* **Task brief**:
Look below and pull out each line with the word "acceptable".

* **Rows**:
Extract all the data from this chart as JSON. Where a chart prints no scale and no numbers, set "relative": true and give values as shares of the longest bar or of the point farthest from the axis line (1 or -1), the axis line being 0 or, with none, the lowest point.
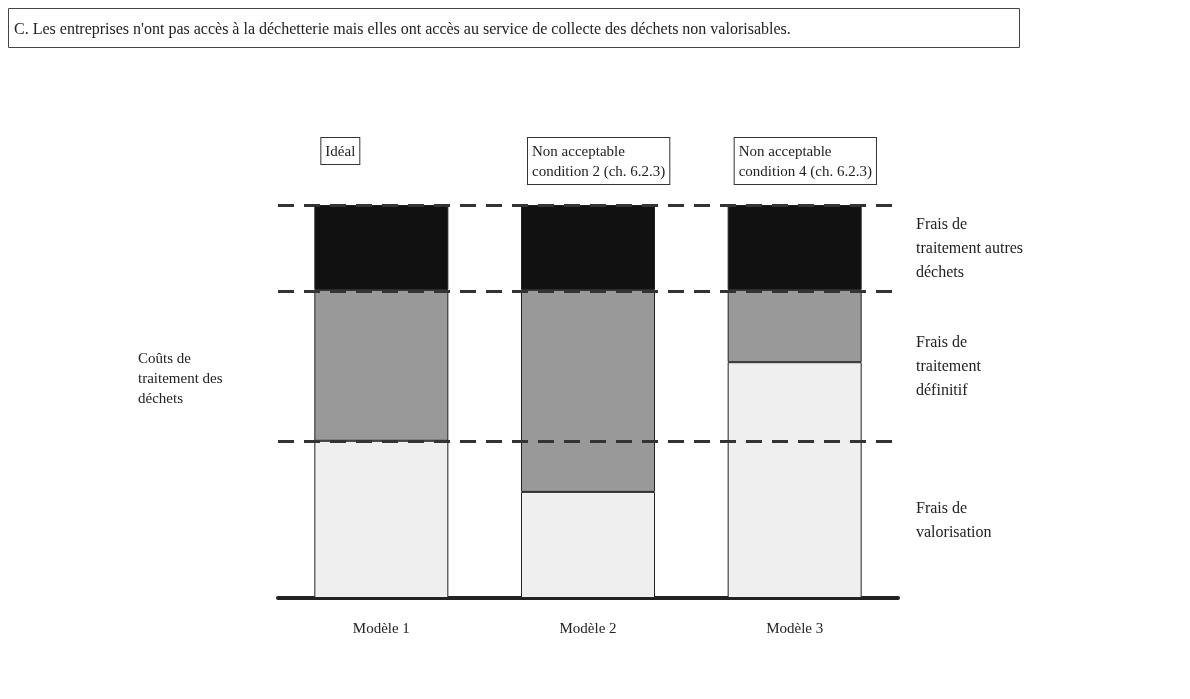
{
  "chart_data": {
    "type": "bar",
    "stacked": true,
    "relative": true,
    "title": "C. Les entreprises n'ont pas accès à la déchetterie mais elles ont accès au service de collecte des déchets non valorisables.",
    "ylabel": "Coûts de traitement des déchets",
    "categories": [
      "Modèle 1",
      "Modèle 2",
      "Modèle 3"
    ],
    "series": [
      {
        "name": "Frais de valorisation",
        "color": "#efefef",
        "values": [
          0.4,
          0.27,
          0.6
        ]
      },
      {
        "name": "Frais de traitement définitif",
        "color": "#999999",
        "values": [
          0.384,
          0.514,
          0.184
        ]
      },
      {
        "name": "Frais de traitement autres déchets",
        "color": "#111111",
        "values": [
          0.216,
          0.216,
          0.216
        ]
      }
    ],
    "ref_lines": [
      {
        "axis": "y",
        "value": 0.4,
        "line_style": "dashed"
      },
      {
        "axis": "y",
        "value": 0.784,
        "line_style": "dashed"
      },
      {
        "axis": "y",
        "value": 1,
        "line_style": "dashed"
      }
    ],
    "annotations": [
      "Idéal",
      "Non acceptable\ncondition 2 (ch. 6.2.3)",
      "Non acceptable\ncondition 4 (ch. 6.2.3)"
    ],
    "legend": false
  }
}
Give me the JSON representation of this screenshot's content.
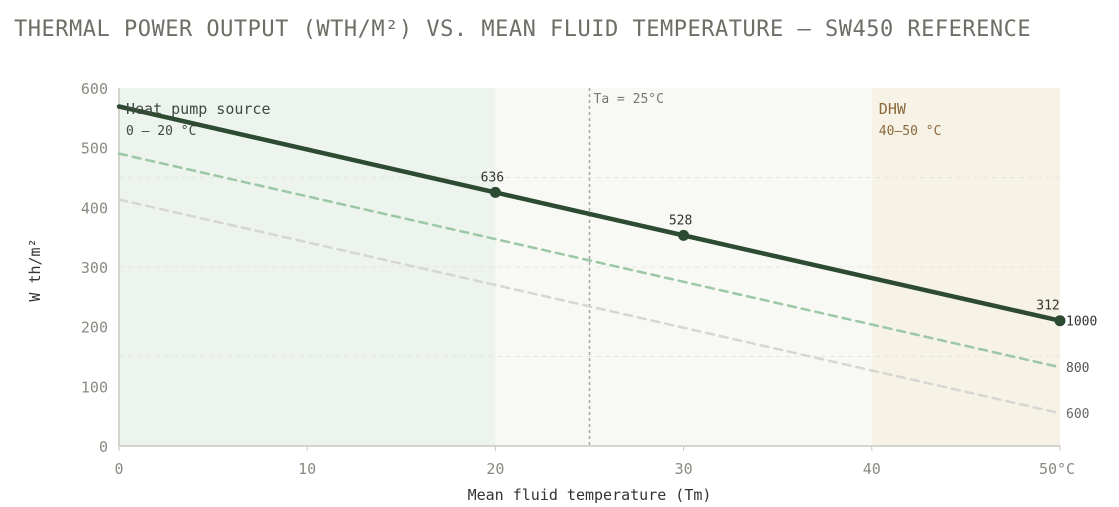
{
  "title": "THERMAL POWER OUTPUT (WTH/M²) VS. MEAN FLUID TEMPERATURE — SW450 REFERENCE",
  "chart_data": {
    "type": "line",
    "xlabel": "Mean fluid temperature (Tm)",
    "ylabel": "W th/m²",
    "xlim": [
      0,
      50
    ],
    "ylim": [
      0,
      600
    ],
    "x_ticks": [
      "0",
      "10",
      "20",
      "30",
      "40",
      "50°C"
    ],
    "y_ticks": [
      "0",
      "100",
      "200",
      "300",
      "400",
      "500",
      "600"
    ],
    "grid": "horizontal, dashed at 150/300/450",
    "zones": [
      {
        "title": "Heat pump source",
        "subtitle": "0 – 20 °C",
        "x_range": [
          0,
          20
        ],
        "color": "#edf3ed"
      },
      {
        "title": "DHW",
        "subtitle": "40–50 °C",
        "x_range": [
          40,
          50
        ],
        "color": "#f7f2e6"
      }
    ],
    "reference_line": {
      "x": 25,
      "label": "Ta = 25°C"
    },
    "series": [
      {
        "name": "1000",
        "style": "solid",
        "color": "#2d4a32",
        "points": [
          [
            0,
            569
          ],
          [
            20,
            425
          ],
          [
            30,
            353
          ],
          [
            50,
            210
          ]
        ]
      },
      {
        "name": "800",
        "style": "dashed",
        "color": "#9cc8a6",
        "points": [
          [
            0,
            490
          ],
          [
            50,
            132
          ]
        ]
      },
      {
        "name": "600",
        "style": "dashed",
        "color": "#d6d6d2",
        "points": [
          [
            0,
            413
          ],
          [
            50,
            55
          ]
        ]
      }
    ],
    "data_labels": [
      {
        "x": 20,
        "y": 425,
        "text": "636"
      },
      {
        "x": 30,
        "y": 353,
        "text": "528"
      },
      {
        "x": 50,
        "y": 210,
        "text": "312"
      }
    ]
  }
}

* **Solution for this problem**:
      "Non acceptable\ncondition 2 (ch. 6.2.3)",
      "Non acceptable\ncondition 4 (ch. 6.2.3)"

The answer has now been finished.